# [Written task]
Determine how many lines contain the string "image" and reply with that number alone.

# [Exercise material]
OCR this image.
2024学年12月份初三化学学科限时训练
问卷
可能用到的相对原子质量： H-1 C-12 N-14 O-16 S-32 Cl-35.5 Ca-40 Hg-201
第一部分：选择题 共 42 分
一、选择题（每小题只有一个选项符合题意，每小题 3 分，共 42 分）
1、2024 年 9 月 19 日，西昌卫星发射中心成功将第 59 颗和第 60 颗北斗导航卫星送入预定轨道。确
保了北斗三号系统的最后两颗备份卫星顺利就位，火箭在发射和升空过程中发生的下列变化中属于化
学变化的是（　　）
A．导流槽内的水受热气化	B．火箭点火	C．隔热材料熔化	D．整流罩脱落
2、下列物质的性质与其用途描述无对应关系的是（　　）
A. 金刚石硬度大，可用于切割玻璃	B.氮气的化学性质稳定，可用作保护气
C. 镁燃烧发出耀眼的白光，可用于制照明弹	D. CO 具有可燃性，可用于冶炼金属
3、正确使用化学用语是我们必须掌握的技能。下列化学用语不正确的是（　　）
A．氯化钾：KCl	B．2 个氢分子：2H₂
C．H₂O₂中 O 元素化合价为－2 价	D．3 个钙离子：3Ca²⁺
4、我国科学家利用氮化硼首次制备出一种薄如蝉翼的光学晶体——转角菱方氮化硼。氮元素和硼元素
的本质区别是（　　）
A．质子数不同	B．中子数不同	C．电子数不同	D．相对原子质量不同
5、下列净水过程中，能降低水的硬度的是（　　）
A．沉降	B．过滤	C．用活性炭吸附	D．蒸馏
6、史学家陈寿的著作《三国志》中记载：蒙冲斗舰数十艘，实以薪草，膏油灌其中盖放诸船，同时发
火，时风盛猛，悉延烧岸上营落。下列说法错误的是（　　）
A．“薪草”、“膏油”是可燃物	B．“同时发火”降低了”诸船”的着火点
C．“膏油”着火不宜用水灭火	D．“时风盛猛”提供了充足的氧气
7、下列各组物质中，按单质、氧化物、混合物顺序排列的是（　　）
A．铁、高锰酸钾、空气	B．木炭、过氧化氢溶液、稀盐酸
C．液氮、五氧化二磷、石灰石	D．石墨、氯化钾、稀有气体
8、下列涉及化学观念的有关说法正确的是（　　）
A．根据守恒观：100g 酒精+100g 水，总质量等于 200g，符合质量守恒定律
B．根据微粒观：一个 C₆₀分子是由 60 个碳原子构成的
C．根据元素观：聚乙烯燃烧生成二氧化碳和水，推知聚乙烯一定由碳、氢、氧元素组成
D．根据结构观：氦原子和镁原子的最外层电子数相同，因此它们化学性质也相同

---

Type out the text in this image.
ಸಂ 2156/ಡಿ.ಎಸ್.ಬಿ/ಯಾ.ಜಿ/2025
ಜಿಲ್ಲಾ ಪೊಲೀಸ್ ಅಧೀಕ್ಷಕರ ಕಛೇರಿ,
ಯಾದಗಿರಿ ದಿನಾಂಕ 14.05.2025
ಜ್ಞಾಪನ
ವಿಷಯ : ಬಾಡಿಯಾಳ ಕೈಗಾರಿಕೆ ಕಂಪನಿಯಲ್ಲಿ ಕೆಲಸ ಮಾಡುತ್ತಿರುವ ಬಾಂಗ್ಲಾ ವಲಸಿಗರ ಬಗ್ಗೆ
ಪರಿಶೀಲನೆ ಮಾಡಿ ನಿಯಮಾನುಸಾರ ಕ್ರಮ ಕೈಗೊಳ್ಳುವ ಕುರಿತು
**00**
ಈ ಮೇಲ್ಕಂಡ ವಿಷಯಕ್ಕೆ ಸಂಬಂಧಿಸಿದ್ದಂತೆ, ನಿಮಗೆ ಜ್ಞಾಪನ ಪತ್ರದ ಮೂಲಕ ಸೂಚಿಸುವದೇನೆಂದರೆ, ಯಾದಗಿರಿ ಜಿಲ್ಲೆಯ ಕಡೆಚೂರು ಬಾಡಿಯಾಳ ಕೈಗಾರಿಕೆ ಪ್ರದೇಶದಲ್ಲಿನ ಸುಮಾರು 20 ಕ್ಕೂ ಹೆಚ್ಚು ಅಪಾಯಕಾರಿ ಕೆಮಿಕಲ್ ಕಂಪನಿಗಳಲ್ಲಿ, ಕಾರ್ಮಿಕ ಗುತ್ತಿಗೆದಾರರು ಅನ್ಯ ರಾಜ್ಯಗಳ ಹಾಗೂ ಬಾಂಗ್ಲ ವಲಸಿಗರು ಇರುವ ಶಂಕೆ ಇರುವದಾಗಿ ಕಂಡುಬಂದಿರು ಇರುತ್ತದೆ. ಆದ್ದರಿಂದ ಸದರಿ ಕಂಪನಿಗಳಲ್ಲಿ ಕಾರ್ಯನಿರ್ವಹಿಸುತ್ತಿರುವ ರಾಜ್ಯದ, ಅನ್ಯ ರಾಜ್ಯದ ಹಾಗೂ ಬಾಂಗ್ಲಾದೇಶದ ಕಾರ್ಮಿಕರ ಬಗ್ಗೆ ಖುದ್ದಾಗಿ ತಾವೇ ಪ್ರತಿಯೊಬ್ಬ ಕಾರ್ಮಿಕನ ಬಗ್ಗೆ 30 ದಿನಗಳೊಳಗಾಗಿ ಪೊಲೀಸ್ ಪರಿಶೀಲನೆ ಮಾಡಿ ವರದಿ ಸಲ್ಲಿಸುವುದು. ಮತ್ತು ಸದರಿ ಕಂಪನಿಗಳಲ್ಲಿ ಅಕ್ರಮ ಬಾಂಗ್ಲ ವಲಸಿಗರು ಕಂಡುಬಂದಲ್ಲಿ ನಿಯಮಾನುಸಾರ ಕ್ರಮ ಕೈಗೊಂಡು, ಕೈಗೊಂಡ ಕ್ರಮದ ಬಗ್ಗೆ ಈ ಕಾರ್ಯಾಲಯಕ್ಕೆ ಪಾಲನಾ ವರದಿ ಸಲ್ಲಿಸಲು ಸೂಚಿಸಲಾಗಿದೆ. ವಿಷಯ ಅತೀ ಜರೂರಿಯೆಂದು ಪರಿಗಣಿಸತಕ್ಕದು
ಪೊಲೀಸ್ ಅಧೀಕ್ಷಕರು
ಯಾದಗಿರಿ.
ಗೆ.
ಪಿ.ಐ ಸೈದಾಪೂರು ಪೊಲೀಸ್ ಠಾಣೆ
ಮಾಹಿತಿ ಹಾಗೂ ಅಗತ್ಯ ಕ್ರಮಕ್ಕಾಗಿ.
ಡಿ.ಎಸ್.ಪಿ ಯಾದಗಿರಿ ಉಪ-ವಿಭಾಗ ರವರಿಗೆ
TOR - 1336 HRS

# [Response to the exercise]
2